-- DIRECTIONS --
How many lines in the listing below contain the string "这座流动的"? Treat case as significant and reply with the number only.

(Element region listings)
········
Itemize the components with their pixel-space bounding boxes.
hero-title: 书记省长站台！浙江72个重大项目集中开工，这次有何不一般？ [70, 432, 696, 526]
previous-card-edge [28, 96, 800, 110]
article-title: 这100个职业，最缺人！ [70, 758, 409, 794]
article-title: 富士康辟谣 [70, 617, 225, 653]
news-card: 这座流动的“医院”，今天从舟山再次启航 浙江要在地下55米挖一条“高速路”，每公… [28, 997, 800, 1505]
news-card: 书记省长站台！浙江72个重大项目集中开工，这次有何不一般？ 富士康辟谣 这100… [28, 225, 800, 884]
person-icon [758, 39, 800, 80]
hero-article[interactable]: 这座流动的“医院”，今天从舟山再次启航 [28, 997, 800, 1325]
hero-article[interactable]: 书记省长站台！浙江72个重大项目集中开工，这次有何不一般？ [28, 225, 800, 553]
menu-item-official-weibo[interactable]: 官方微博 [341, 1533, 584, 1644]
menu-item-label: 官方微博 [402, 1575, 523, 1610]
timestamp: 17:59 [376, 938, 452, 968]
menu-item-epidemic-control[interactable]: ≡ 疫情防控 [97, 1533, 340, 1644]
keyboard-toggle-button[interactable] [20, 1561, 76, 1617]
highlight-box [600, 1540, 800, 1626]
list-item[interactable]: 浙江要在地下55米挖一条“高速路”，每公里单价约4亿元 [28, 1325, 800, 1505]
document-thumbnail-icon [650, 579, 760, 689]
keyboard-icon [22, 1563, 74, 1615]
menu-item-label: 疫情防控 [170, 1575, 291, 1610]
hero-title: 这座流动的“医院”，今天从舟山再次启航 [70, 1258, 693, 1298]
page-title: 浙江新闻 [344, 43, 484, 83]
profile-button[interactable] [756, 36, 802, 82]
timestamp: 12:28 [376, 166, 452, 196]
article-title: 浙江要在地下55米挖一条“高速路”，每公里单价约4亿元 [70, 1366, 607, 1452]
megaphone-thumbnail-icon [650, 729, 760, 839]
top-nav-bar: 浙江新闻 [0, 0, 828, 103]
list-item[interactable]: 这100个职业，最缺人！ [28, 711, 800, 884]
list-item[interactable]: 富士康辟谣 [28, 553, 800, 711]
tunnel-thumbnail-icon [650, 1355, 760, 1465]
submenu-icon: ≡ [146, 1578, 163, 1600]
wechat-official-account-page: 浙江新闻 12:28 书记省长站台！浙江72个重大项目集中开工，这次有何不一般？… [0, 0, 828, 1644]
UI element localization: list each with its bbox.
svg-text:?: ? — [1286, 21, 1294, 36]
········
-- TASK OUTPUT --
3